◆ Given information:
------------------------------------------------------------
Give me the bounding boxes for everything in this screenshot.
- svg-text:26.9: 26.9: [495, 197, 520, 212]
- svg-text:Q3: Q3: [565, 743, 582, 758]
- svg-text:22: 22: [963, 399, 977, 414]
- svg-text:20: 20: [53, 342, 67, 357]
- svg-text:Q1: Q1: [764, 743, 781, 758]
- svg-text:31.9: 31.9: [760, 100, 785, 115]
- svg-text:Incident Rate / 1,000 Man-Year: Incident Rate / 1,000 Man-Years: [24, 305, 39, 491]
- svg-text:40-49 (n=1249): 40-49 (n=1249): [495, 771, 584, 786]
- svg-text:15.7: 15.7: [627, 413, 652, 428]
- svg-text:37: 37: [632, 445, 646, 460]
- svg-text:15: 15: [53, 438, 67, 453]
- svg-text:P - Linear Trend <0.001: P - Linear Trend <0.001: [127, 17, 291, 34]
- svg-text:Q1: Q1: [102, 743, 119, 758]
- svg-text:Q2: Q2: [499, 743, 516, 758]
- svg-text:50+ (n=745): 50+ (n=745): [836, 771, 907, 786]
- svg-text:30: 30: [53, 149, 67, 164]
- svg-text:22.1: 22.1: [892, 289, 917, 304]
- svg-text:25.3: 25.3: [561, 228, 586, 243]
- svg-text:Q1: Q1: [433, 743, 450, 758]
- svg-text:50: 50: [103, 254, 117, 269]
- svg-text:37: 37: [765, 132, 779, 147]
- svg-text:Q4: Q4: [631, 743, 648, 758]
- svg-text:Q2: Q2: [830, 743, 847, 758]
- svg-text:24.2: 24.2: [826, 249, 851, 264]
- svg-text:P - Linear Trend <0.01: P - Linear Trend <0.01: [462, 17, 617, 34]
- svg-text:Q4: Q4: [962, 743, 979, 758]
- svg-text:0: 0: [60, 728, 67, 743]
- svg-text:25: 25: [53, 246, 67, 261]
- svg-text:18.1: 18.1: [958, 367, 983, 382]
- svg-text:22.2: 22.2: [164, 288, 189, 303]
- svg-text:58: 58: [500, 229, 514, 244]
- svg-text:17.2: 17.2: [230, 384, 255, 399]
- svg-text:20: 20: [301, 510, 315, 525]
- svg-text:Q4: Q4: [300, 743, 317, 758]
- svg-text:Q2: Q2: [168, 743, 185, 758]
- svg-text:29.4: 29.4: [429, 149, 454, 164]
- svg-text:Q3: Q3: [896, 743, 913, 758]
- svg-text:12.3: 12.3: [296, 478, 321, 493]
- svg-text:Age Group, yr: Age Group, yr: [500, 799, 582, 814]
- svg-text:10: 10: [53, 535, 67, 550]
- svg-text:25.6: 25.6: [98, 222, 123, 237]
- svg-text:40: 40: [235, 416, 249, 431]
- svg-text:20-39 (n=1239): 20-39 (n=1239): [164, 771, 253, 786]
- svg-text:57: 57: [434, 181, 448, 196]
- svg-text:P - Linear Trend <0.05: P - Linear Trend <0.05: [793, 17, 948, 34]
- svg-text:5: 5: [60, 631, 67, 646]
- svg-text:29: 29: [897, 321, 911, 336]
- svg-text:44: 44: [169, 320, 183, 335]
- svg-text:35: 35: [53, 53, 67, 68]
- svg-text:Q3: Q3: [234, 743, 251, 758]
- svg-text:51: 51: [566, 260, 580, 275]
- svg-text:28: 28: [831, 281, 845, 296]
------------------------------------------------------------
◆ Your instructions: Reproduce the material verbatim, from its first line down through the line containing "- svg-text:58: 58: [500, 229, 514, 244]", including both ends.

◆ Reply:
Give me the bounding boxes for everything in this screenshot.
- svg-text:26.9: 26.9: [495, 197, 520, 212]
- svg-text:Q3: Q3: [565, 743, 582, 758]
- svg-text:22: 22: [963, 399, 977, 414]
- svg-text:20: 20: [53, 342, 67, 357]
- svg-text:Q1: Q1: [764, 743, 781, 758]
- svg-text:31.9: 31.9: [760, 100, 785, 115]
- svg-text:Incident Rate / 1,000 Man-Year: Incident Rate / 1,000 Man-Years: [24, 305, 39, 491]
- svg-text:40-49 (n=1249): 40-49 (n=1249): [495, 771, 584, 786]
- svg-text:15.7: 15.7: [627, 413, 652, 428]
- svg-text:37: 37: [632, 445, 646, 460]
- svg-text:15: 15: [53, 438, 67, 453]
- svg-text:P - Linear Trend <0.001: P - Linear Trend <0.001: [127, 17, 291, 34]
- svg-text:Q1: Q1: [102, 743, 119, 758]
- svg-text:Q2: Q2: [499, 743, 516, 758]
- svg-text:50+ (n=745): 50+ (n=745): [836, 771, 907, 786]
- svg-text:30: 30: [53, 149, 67, 164]
- svg-text:22.1: 22.1: [892, 289, 917, 304]
- svg-text:25.3: 25.3: [561, 228, 586, 243]
- svg-text:Q1: Q1: [433, 743, 450, 758]
- svg-text:50: 50: [103, 254, 117, 269]
- svg-text:37: 37: [765, 132, 779, 147]
- svg-text:Q4: Q4: [631, 743, 648, 758]
- svg-text:Q2: Q2: [830, 743, 847, 758]
- svg-text:24.2: 24.2: [826, 249, 851, 264]
- svg-text:P - Linear Trend <0.01: P - Linear Trend <0.01: [462, 17, 617, 34]
- svg-text:Q4: Q4: [962, 743, 979, 758]
- svg-text:0: 0: [60, 728, 67, 743]
- svg-text:25: 25: [53, 246, 67, 261]
- svg-text:18.1: 18.1: [958, 367, 983, 382]
- svg-text:22.2: 22.2: [164, 288, 189, 303]
- svg-text:58: 58: [500, 229, 514, 244]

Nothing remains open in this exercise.